AIM OF THE TASK - Copy each line containing the word "plain" from the records that follow, please.

Collection entries
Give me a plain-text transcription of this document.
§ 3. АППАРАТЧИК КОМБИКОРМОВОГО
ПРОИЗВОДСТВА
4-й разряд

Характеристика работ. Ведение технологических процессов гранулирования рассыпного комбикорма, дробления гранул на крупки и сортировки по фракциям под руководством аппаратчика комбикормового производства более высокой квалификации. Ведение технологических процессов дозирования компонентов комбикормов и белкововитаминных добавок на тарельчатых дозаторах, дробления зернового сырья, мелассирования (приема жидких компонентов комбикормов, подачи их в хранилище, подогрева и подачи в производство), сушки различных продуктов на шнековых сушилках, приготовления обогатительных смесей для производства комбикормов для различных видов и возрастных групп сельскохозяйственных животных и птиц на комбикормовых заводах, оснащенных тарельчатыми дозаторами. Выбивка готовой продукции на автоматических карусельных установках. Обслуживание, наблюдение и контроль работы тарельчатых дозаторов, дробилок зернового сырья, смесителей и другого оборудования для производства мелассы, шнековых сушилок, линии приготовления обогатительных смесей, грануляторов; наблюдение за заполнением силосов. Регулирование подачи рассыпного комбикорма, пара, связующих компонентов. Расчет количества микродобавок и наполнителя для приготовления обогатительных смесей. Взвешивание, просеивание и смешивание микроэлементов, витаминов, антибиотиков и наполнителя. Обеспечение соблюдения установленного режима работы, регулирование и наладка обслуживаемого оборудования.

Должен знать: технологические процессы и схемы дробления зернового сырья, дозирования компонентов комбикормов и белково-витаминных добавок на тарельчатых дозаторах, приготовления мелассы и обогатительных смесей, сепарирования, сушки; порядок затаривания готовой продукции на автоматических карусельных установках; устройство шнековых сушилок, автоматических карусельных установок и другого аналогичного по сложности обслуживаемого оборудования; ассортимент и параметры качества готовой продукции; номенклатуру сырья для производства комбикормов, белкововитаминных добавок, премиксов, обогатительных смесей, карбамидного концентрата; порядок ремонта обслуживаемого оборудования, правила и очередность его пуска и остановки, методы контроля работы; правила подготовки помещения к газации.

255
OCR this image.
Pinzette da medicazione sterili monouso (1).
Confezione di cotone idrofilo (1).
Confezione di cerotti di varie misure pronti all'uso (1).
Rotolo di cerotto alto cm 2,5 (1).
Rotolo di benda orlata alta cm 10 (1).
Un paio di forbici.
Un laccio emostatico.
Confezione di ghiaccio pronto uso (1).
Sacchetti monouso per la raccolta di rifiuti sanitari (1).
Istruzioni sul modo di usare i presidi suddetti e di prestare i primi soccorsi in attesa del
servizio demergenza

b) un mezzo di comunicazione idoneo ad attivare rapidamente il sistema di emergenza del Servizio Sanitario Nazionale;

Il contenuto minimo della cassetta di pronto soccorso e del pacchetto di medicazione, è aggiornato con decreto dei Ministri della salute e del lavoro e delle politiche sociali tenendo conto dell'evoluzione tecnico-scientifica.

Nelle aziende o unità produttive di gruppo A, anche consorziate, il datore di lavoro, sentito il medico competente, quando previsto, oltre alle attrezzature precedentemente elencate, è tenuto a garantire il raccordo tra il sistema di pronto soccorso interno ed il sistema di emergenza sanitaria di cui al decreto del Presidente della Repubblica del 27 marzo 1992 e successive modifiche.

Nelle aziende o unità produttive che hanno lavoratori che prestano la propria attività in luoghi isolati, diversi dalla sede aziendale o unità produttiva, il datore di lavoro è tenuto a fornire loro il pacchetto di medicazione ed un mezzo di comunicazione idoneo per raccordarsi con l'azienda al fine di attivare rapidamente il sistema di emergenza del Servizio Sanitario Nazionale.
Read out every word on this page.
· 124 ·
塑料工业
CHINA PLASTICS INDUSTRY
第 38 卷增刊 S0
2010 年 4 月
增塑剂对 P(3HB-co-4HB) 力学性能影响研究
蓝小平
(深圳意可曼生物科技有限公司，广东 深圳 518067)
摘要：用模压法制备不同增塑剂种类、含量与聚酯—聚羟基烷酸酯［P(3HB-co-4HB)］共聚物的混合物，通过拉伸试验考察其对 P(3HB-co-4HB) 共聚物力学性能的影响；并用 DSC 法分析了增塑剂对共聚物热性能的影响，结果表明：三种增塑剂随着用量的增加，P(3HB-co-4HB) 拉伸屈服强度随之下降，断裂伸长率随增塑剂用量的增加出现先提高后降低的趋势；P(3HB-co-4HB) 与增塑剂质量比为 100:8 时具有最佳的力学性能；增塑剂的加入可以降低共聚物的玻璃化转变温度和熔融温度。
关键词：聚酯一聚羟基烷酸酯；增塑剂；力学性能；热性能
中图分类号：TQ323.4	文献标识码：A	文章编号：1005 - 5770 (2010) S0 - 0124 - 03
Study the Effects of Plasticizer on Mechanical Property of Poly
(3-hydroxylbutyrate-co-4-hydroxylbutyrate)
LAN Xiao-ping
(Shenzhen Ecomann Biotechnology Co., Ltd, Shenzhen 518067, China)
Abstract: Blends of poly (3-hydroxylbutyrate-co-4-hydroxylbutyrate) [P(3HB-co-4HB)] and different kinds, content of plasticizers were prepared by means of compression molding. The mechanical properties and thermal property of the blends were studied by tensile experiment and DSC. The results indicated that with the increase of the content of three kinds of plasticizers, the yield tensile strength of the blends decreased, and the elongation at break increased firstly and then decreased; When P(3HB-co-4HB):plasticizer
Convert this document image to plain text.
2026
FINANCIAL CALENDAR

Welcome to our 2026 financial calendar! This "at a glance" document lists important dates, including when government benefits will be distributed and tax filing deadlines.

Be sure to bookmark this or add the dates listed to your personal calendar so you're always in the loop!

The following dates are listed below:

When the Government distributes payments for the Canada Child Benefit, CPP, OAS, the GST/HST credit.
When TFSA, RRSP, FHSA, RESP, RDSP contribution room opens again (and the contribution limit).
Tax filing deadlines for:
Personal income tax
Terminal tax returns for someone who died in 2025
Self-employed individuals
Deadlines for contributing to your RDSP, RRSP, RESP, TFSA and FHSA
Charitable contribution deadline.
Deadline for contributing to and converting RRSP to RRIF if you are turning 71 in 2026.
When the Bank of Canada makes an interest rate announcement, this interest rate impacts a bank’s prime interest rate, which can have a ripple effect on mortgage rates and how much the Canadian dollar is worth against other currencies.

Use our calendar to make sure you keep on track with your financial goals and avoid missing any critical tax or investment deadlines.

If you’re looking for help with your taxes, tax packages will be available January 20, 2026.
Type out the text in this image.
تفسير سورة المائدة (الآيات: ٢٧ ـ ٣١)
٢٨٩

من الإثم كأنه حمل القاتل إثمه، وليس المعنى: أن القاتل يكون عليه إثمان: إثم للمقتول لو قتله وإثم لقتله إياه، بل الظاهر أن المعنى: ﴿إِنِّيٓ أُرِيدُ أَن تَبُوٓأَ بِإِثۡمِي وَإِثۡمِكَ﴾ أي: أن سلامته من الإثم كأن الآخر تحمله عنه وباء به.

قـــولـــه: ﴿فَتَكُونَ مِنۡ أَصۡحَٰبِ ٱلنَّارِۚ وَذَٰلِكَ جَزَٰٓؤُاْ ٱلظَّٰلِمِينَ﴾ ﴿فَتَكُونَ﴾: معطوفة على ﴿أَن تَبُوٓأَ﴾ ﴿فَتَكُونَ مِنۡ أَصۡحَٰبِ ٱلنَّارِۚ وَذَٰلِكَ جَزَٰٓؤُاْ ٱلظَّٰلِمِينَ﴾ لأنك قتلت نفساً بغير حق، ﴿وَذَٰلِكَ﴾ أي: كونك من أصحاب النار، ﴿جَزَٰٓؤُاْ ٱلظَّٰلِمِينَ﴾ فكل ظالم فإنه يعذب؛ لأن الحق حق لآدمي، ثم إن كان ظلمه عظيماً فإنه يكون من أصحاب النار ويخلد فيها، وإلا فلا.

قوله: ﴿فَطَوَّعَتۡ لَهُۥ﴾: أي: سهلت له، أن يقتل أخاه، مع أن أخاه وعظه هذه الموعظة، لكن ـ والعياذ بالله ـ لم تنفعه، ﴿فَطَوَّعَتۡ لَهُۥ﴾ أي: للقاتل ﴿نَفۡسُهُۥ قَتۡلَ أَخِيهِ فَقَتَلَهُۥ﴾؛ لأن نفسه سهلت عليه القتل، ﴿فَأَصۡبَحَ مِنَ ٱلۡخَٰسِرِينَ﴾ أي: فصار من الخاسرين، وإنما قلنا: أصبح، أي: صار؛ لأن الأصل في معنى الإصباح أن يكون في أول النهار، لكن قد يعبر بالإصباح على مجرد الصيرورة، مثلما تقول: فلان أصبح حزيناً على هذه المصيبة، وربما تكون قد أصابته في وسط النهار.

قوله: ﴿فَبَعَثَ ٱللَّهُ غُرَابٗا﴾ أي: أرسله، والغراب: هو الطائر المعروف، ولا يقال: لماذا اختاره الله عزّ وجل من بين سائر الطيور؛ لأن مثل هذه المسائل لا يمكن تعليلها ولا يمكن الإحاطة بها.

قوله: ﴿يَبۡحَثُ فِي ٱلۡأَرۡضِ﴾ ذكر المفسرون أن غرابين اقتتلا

THE REPLY -
Give me a plain-text transcription of this document.
Convert this document image to plain text.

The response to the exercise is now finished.